Start of Listed records

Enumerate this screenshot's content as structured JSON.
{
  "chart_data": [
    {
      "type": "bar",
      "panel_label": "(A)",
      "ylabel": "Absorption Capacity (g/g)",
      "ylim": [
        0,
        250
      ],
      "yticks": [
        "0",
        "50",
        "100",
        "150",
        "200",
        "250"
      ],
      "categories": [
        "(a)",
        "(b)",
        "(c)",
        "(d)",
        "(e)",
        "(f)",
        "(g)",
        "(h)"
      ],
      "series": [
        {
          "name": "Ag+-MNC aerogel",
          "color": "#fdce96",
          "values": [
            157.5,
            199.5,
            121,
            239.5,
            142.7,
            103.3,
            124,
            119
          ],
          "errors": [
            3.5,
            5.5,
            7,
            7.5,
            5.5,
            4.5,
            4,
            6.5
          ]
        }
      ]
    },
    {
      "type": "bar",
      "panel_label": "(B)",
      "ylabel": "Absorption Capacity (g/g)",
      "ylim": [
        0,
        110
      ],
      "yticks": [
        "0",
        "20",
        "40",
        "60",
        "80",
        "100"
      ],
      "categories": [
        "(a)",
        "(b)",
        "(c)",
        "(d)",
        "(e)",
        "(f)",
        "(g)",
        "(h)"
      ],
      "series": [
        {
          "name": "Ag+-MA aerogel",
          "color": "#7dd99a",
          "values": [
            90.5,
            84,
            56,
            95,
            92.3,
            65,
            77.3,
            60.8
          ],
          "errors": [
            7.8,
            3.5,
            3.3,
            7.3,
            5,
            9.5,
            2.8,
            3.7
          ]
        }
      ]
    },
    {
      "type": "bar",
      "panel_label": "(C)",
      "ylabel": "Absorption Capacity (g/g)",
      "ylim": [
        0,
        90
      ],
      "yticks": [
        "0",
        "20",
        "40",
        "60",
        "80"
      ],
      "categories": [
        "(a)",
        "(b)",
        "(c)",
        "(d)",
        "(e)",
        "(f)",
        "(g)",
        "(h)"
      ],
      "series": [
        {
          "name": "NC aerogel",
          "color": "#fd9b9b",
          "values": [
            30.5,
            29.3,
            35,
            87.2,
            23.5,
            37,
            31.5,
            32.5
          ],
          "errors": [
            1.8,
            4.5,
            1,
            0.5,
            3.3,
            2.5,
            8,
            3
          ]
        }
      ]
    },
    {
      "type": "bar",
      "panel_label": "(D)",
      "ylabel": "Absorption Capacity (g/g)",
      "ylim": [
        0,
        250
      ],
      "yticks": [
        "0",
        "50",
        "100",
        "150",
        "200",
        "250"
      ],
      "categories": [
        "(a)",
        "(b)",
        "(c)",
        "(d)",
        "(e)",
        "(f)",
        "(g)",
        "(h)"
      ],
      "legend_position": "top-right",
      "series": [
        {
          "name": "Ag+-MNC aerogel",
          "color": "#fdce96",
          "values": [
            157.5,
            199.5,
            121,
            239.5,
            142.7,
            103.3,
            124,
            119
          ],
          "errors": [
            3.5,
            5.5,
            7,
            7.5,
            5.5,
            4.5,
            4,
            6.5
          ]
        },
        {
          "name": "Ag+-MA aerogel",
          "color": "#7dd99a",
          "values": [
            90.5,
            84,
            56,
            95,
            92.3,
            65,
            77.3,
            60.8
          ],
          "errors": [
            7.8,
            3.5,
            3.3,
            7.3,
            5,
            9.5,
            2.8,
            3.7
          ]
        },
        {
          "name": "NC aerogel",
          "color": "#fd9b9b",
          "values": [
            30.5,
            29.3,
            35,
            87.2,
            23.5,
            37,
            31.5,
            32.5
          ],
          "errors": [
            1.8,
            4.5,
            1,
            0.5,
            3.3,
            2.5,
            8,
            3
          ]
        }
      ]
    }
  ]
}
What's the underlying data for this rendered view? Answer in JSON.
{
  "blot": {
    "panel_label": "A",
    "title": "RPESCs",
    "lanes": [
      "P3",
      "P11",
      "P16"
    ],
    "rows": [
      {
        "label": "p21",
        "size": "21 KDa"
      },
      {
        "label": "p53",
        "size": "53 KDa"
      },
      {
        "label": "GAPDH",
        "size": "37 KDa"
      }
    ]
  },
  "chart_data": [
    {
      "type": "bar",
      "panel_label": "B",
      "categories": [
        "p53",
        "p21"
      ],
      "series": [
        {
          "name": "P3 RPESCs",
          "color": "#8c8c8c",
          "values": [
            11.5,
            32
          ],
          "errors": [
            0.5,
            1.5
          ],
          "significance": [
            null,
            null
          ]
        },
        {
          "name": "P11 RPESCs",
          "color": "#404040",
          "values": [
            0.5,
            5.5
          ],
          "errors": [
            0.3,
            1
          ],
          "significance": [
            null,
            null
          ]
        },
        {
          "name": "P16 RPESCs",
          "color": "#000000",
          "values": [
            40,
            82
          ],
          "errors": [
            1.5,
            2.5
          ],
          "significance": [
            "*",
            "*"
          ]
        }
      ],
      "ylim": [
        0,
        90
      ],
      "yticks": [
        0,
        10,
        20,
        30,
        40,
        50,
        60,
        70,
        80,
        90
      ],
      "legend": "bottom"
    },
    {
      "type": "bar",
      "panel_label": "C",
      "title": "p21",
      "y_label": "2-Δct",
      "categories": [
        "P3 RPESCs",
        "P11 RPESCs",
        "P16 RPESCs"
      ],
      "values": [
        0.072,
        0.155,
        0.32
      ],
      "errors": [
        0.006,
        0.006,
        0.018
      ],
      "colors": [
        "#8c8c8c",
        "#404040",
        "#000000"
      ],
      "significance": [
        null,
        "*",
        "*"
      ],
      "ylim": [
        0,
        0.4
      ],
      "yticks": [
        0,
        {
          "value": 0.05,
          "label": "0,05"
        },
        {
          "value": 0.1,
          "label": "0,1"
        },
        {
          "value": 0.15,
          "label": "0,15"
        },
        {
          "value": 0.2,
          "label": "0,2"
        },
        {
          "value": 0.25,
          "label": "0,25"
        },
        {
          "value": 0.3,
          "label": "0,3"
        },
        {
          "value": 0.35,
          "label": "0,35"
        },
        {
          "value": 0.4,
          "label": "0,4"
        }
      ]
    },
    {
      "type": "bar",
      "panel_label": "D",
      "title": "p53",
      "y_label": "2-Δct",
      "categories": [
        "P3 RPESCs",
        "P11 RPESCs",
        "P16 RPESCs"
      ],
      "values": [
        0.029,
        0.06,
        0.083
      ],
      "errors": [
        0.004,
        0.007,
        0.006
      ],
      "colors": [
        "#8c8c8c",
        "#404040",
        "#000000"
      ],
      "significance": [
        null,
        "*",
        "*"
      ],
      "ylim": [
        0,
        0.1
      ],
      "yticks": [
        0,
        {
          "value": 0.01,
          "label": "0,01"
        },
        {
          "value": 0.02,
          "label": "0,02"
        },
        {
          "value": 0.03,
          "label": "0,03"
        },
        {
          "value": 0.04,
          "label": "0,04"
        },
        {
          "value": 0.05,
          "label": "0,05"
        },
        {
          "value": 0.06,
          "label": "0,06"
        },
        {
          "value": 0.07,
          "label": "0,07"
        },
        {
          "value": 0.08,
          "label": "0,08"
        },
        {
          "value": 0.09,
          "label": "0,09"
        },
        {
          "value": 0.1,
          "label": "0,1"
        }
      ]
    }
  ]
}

End of Listed records

- _Request_
Repeat the material above exactly.

- _Response for this exercise_
Enumerate this screenshot's content as structured JSON.
{
  "chart_data": [
    {
      "type": "bar",
      "panel_label": "(A)",
      "ylabel": "Absorption Capacity (g/g)",
      "ylim": [
        0,
        250
      ],
      "yticks": [
        "0",
        "50",
        "100",
        "150",
        "200",
        "250"
      ],
      "categories": [
        "(a)",
        "(b)",
        "(c)",
        "(d)",
        "(e)",
        "(f)",
        "(g)",
        "(h)"
      ],
      "series": [
        {
          "name": "Ag+-MNC aerogel",
          "color": "#fdce96",
          "values": [
            157.5,
            199.5,
            121,
            239.5,
            142.7,
            103.3,
            124,
            119
          ],
          "errors": [
            3.5,
            5.5,
            7,
            7.5,
            5.5,
            4.5,
            4,
            6.5
          ]
        }
      ]
    },
    {
      "type": "bar",
      "panel_label": "(B)",
      "ylabel": "Absorption Capacity (g/g)",
      "ylim": [
        0,
        110
      ],
      "yticks": [
        "0",
        "20",
        "40",
        "60",
        "80",
        "100"
      ],
      "categories": [
        "(a)",
        "(b)",
        "(c)",
        "(d)",
        "(e)",
        "(f)",
        "(g)",
        "(h)"
      ],
      "series": [
        {
          "name": "Ag+-MA aerogel",
          "color": "#7dd99a",
          "values": [
            90.5,
            84,
            56,
            95,
            92.3,
            65,
            77.3,
            60.8
          ],
          "errors": [
            7.8,
            3.5,
            3.3,
            7.3,
            5,
            9.5,
            2.8,
            3.7
          ]
        }
      ]
    },
    {
      "type": "bar",
      "panel_label": "(C)",
      "ylabel": "Absorption Capacity (g/g)",
      "ylim": [
        0,
        90
      ],
      "yticks": [
        "0",
        "20",
        "40",
        "60",
        "80"
      ],
      "categories": [
        "(a)",
        "(b)",
        "(c)",
        "(d)",
        "(e)",
        "(f)",
        "(g)",
        "(h)"
      ],
      "series": [
        {
          "name": "NC aerogel",
          "color": "#fd9b9b",
          "values": [
            30.5,
            29.3,
            35,
            87.2,
            23.5,
            37,
            31.5,
            32.5
          ],
          "errors": [
            1.8,
            4.5,
            1,
            0.5,
            3.3,
            2.5,
            8,
            3
          ]
        }
      ]
    },
    {
      "type": "bar",
      "panel_label": "(D)",
      "ylabel": "Absorption Capacity (g/g)",
      "ylim": [
        0,
        250
      ],
      "yticks": [
        "0",
        "50",
        "100",
        "150",
        "200",
        "250"
      ],
      "categories": [
        "(a)",
        "(b)",
        "(c)",
        "(d)",
        "(e)",
        "(f)",
        "(g)",
        "(h)"
      ],
      "legend_position": "top-right",
      "series": [
        {
          "name": "Ag+-MNC aerogel",
          "color": "#fdce96",
          "values": [
            157.5,
            199.5,
            121,
            239.5,
            142.7,
            103.3,
            124,
            119
          ],
          "errors": [
            3.5,
            5.5,
            7,
            7.5,
            5.5,
            4.5,
            4,
            6.5
          ]
        },
        {
          "name": "Ag+-MA aerogel",
          "color": "#7dd99a",
          "values": [
            90.5,
            84,
            56,
            95,
            92.3,
            65,
            77.3,
            60.8
          ],
          "errors": [
            7.8,
            3.5,
            3.3,
            7.3,
            5,
            9.5,
            2.8,
            3.7
          ]
        },
        {
          "name": "NC aerogel",
          "color": "#fd9b9b",
          "values": [
            30.5,
            29.3,
            35,
            87.2,
            23.5,
            37,
            31.5,
            32.5
          ],
          "errors": [
            1.8,
            4.5,
            1,
            0.5,
            3.3,
            2.5,
            8,
            3
          ]
        }
      ]
    }
  ]
}
What's the underlying data for this rendered view? Answer in JSON.
{
  "blot": {
    "panel_label": "A",
    "title": "RPESCs",
    "lanes": [
      "P3",
      "P11",
      "P16"
    ],
    "rows": [
      {
        "label": "p21",
        "size": "21 KDa"
      },
      {
        "label": "p53",
        "size": "53 KDa"
      },
      {
        "label": "GAPDH",
        "size": "37 KDa"
      }
    ]
  },
  "chart_data": [
    {
      "type": "bar",
      "panel_label": "B",
      "categories": [
        "p53",
        "p21"
      ],
      "series": [
        {
          "name": "P3 RPESCs",
          "color": "#8c8c8c",
          "values": [
            11.5,
            32
          ],
          "errors": [
            0.5,
            1.5
          ],
          "significance": [
            null,
            null
          ]
        },
        {
          "name": "P11 RPESCs",
          "color": "#404040",
          "values": [
            0.5,
            5.5
          ],
          "errors": [
            0.3,
            1
          ],
          "significance": [
            null,
            null
          ]
        },
        {
          "name": "P16 RPESCs",
          "color": "#000000",
          "values": [
            40,
            82
          ],
          "errors": [
            1.5,
            2.5
          ],
          "significance": [
            "*",
            "*"
          ]
        }
      ],
      "ylim": [
        0,
        90
      ],
      "yticks": [
        0,
        10,
        20,
        30,
        40,
        50,
        60,
        70,
        80,
        90
      ],
      "legend": "bottom"
    },
    {
      "type": "bar",
      "panel_label": "C",
      "title": "p21",
      "y_label": "2-Δct",
      "categories": [
        "P3 RPESCs",
        "P11 RPESCs",
        "P16 RPESCs"
      ],
      "values": [
        0.072,
        0.155,
        0.32
      ],
      "errors": [
        0.006,
        0.006,
        0.018
      ],
      "colors": [
        "#8c8c8c",
        "#404040",
        "#000000"
      ],
      "significance": [
        null,
        "*",
        "*"
      ],
      "ylim": [
        0,
        0.4
      ],
      "yticks": [
        0,
        {
          "value": 0.05,
          "label": "0,05"
        },
        {
          "value": 0.1,
          "label": "0,1"
        },
        {
          "value": 0.15,
          "label": "0,15"
        },
        {
          "value": 0.2,
          "label": "0,2"
        },
        {
          "value": 0.25,
          "label": "0,25"
        },
        {
          "value": 0.3,
          "label": "0,3"
        },
        {
          "value": 0.35,
          "label": "0,35"
        },
        {
          "value": 0.4,
          "label": "0,4"
        }
      ]
    },
    {
      "type": "bar",
      "panel_label": "D",
      "title": "p53",
      "y_label": "2-Δct",
      "categories": [
        "P3 RPESCs",
        "P11 RPESCs",
        "P16 RPESCs"
      ],
      "values": [
        0.029,
        0.06,
        0.083
      ],
      "errors": [
        0.004,
        0.007,
        0.006
      ],
      "colors": [
        "#8c8c8c",
        "#404040",
        "#000000"
      ],
      "significance": [
        null,
        "*",
        "*"
      ],
      "ylim": [
        0,
        0.1
      ],
      "yticks": [
        0,
        {
          "value": 0.01,
          "label": "0,01"
        },
        {
          "value": 0.02,
          "label": "0,02"
        },
        {
          "value": 0.03,
          "label": "0,03"
        },
        {
          "value": 0.04,
          "label": "0,04"
        },
        {
          "value": 0.05,
          "label": "0,05"
        },
        {
          "value": 0.06,
          "label": "0,06"
        },
        {
          "value": 0.07,
          "label": "0,07"
        },
        {
          "value": 0.08,
          "label": "0,08"
        },
        {
          "value": 0.09,
          "label": "0,09"
        },
        {
          "value": 0.1,
          "label": "0,1"
        }
      ]
    }
  ]
}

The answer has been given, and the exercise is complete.